Task brief
Quote all of the data exactly as given. Skip every picture it contains.

====== Raw data

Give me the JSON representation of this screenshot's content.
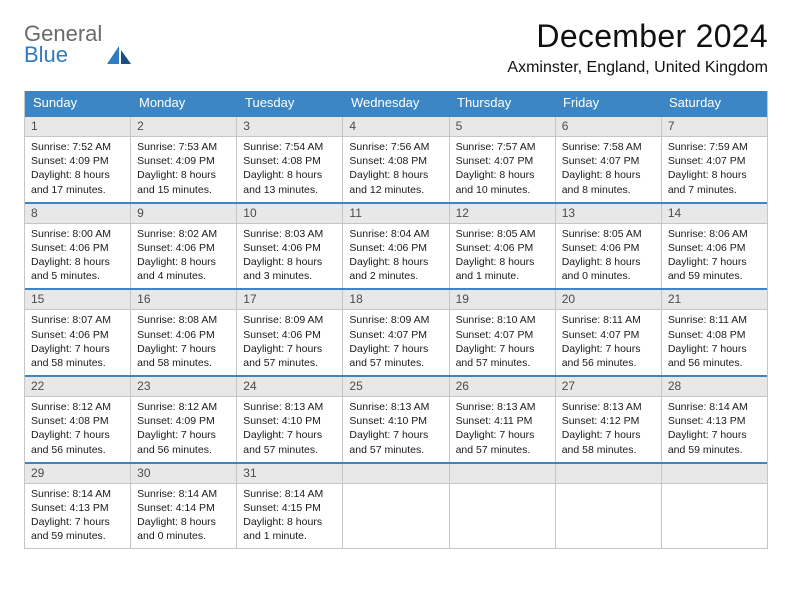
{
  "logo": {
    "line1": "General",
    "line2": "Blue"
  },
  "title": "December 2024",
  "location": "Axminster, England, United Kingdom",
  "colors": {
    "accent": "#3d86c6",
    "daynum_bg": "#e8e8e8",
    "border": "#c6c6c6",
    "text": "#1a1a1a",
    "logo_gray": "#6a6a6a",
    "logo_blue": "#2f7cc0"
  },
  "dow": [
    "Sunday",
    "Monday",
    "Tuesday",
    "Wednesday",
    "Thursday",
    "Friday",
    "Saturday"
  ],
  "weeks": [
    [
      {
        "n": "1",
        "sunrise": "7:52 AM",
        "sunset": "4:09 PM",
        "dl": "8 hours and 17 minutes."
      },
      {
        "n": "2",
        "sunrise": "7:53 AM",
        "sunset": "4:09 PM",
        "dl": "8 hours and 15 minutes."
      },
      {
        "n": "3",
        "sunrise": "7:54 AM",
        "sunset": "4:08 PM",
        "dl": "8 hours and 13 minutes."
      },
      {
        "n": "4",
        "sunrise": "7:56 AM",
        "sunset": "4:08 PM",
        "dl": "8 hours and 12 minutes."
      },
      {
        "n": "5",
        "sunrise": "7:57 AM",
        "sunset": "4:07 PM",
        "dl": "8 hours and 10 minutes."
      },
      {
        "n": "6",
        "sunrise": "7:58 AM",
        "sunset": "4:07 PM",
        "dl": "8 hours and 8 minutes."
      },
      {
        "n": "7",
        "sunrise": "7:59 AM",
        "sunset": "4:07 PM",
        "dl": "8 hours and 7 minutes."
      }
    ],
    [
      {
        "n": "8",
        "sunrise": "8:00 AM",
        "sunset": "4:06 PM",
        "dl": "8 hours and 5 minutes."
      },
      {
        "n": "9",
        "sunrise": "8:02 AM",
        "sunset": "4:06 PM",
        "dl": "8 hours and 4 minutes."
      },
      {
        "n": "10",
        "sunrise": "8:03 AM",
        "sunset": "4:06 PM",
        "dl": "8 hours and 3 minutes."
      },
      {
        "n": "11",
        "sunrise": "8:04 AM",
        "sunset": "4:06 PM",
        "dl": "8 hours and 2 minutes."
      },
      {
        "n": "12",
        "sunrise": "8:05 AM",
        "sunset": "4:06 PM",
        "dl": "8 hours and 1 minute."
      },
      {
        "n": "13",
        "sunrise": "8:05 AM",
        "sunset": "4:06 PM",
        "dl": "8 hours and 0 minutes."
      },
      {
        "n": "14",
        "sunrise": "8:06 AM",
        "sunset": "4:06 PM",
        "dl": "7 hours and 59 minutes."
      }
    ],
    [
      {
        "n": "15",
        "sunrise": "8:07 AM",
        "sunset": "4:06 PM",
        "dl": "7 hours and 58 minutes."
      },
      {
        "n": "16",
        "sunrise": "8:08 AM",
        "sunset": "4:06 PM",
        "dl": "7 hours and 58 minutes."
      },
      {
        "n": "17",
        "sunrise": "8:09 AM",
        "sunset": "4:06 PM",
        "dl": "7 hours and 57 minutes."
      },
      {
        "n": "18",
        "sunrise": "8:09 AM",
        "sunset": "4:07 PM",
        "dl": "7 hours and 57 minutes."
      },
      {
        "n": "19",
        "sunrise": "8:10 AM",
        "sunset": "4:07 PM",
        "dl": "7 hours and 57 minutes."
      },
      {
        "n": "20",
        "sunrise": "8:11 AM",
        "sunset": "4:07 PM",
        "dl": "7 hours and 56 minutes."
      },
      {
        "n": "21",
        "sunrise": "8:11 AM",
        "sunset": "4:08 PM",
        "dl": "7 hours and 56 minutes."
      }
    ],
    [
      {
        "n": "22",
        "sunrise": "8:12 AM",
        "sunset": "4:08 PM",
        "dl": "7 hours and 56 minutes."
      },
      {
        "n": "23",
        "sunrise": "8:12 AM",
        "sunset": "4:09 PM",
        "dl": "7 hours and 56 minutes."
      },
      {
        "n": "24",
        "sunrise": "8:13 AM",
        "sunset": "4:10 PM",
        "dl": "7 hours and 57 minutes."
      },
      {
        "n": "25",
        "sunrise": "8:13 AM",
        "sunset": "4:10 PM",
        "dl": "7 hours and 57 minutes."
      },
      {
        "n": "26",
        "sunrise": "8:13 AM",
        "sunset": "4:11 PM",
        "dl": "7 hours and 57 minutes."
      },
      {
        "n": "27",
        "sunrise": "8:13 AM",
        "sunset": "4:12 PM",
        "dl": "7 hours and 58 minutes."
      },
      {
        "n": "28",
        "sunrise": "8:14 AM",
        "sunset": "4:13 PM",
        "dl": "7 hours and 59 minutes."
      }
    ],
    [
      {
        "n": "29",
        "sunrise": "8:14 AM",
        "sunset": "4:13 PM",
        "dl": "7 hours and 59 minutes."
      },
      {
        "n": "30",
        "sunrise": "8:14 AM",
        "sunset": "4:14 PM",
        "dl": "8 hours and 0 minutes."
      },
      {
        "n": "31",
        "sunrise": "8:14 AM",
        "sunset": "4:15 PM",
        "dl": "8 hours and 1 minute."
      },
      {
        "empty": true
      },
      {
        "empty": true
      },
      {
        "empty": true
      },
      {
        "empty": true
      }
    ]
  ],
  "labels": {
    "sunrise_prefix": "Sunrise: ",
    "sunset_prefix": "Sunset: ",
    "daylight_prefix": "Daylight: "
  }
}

============

Result of the exercise
Give me the JSON representation of this screenshot's content.
{
  "logo": {
    "line1": "General",
    "line2": "Blue"
  },
  "title": "December 2024",
  "location": "Axminster, England, United Kingdom",
  "colors": {
    "accent": "#3d86c6",
    "daynum_bg": "#e8e8e8",
    "border": "#c6c6c6",
    "text": "#1a1a1a",
    "logo_gray": "#6a6a6a",
    "logo_blue": "#2f7cc0"
  },
  "dow": [
    "Sunday",
    "Monday",
    "Tuesday",
    "Wednesday",
    "Thursday",
    "Friday",
    "Saturday"
  ],
  "weeks": [
    [
      {
        "n": "1",
        "sunrise": "7:52 AM",
        "sunset": "4:09 PM",
        "dl": "8 hours and 17 minutes."
      },
      {
        "n": "2",
        "sunrise": "7:53 AM",
        "sunset": "4:09 PM",
        "dl": "8 hours and 15 minutes."
      },
      {
        "n": "3",
        "sunrise": "7:54 AM",
        "sunset": "4:08 PM",
        "dl": "8 hours and 13 minutes."
      },
      {
        "n": "4",
        "sunrise": "7:56 AM",
        "sunset": "4:08 PM",
        "dl": "8 hours and 12 minutes."
      },
      {
        "n": "5",
        "sunrise": "7:57 AM",
        "sunset": "4:07 PM",
        "dl": "8 hours and 10 minutes."
      },
      {
        "n": "6",
        "sunrise": "7:58 AM",
        "sunset": "4:07 PM",
        "dl": "8 hours and 8 minutes."
      },
      {
        "n": "7",
        "sunrise": "7:59 AM",
        "sunset": "4:07 PM",
        "dl": "8 hours and 7 minutes."
      }
    ],
    [
      {
        "n": "8",
        "sunrise": "8:00 AM",
        "sunset": "4:06 PM",
        "dl": "8 hours and 5 minutes."
      },
      {
        "n": "9",
        "sunrise": "8:02 AM",
        "sunset": "4:06 PM",
        "dl": "8 hours and 4 minutes."
      },
      {
        "n": "10",
        "sunrise": "8:03 AM",
        "sunset": "4:06 PM",
        "dl": "8 hours and 3 minutes."
      },
      {
        "n": "11",
        "sunrise": "8:04 AM",
        "sunset": "4:06 PM",
        "dl": "8 hours and 2 minutes."
      },
      {
        "n": "12",
        "sunrise": "8:05 AM",
        "sunset": "4:06 PM",
        "dl": "8 hours and 1 minute."
      },
      {
        "n": "13",
        "sunrise": "8:05 AM",
        "sunset": "4:06 PM",
        "dl": "8 hours and 0 minutes."
      },
      {
        "n": "14",
        "sunrise": "8:06 AM",
        "sunset": "4:06 PM",
        "dl": "7 hours and 59 minutes."
      }
    ],
    [
      {
        "n": "15",
        "sunrise": "8:07 AM",
        "sunset": "4:06 PM",
        "dl": "7 hours and 58 minutes."
      },
      {
        "n": "16",
        "sunrise": "8:08 AM",
        "sunset": "4:06 PM",
        "dl": "7 hours and 58 minutes."
      },
      {
        "n": "17",
        "sunrise": "8:09 AM",
        "sunset": "4:06 PM",
        "dl": "7 hours and 57 minutes."
      },
      {
        "n": "18",
        "sunrise": "8:09 AM",
        "sunset": "4:07 PM",
        "dl": "7 hours and 57 minutes."
      },
      {
        "n": "19",
        "sunrise": "8:10 AM",
        "sunset": "4:07 PM",
        "dl": "7 hours and 57 minutes."
      },
      {
        "n": "20",
        "sunrise": "8:11 AM",
        "sunset": "4:07 PM",
        "dl": "7 hours and 56 minutes."
      },
      {
        "n": "21",
        "sunrise": "8:11 AM",
        "sunset": "4:08 PM",
        "dl": "7 hours and 56 minutes."
      }
    ],
    [
      {
        "n": "22",
        "sunrise": "8:12 AM",
        "sunset": "4:08 PM",
        "dl": "7 hours and 56 minutes."
      },
      {
        "n": "23",
        "sunrise": "8:12 AM",
        "sunset": "4:09 PM",
        "dl": "7 hours and 56 minutes."
      },
      {
        "n": "24",
        "sunrise": "8:13 AM",
        "sunset": "4:10 PM",
        "dl": "7 hours and 57 minutes."
      },
      {
        "n": "25",
        "sunrise": "8:13 AM",
        "sunset": "4:10 PM",
        "dl": "7 hours and 57 minutes."
      },
      {
        "n": "26",
        "sunrise": "8:13 AM",
        "sunset": "4:11 PM",
        "dl": "7 hours and 57 minutes."
      },
      {
        "n": "27",
        "sunrise": "8:13 AM",
        "sunset": "4:12 PM",
        "dl": "7 hours and 58 minutes."
      },
      {
        "n": "28",
        "sunrise": "8:14 AM",
        "sunset": "4:13 PM",
        "dl": "7 hours and 59 minutes."
      }
    ],
    [
      {
        "n": "29",
        "sunrise": "8:14 AM",
        "sunset": "4:13 PM",
        "dl": "7 hours and 59 minutes."
      },
      {
        "n": "30",
        "sunrise": "8:14 AM",
        "sunset": "4:14 PM",
        "dl": "8 hours and 0 minutes."
      },
      {
        "n": "31",
        "sunrise": "8:14 AM",
        "sunset": "4:15 PM",
        "dl": "8 hours and 1 minute."
      },
      {
        "empty": true
      },
      {
        "empty": true
      },
      {
        "empty": true
      },
      {
        "empty": true
      }
    ]
  ],
  "labels": {
    "sunrise_prefix": "Sunrise: ",
    "sunset_prefix": "Sunset: ",
    "daylight_prefix": "Daylight: "
  }
}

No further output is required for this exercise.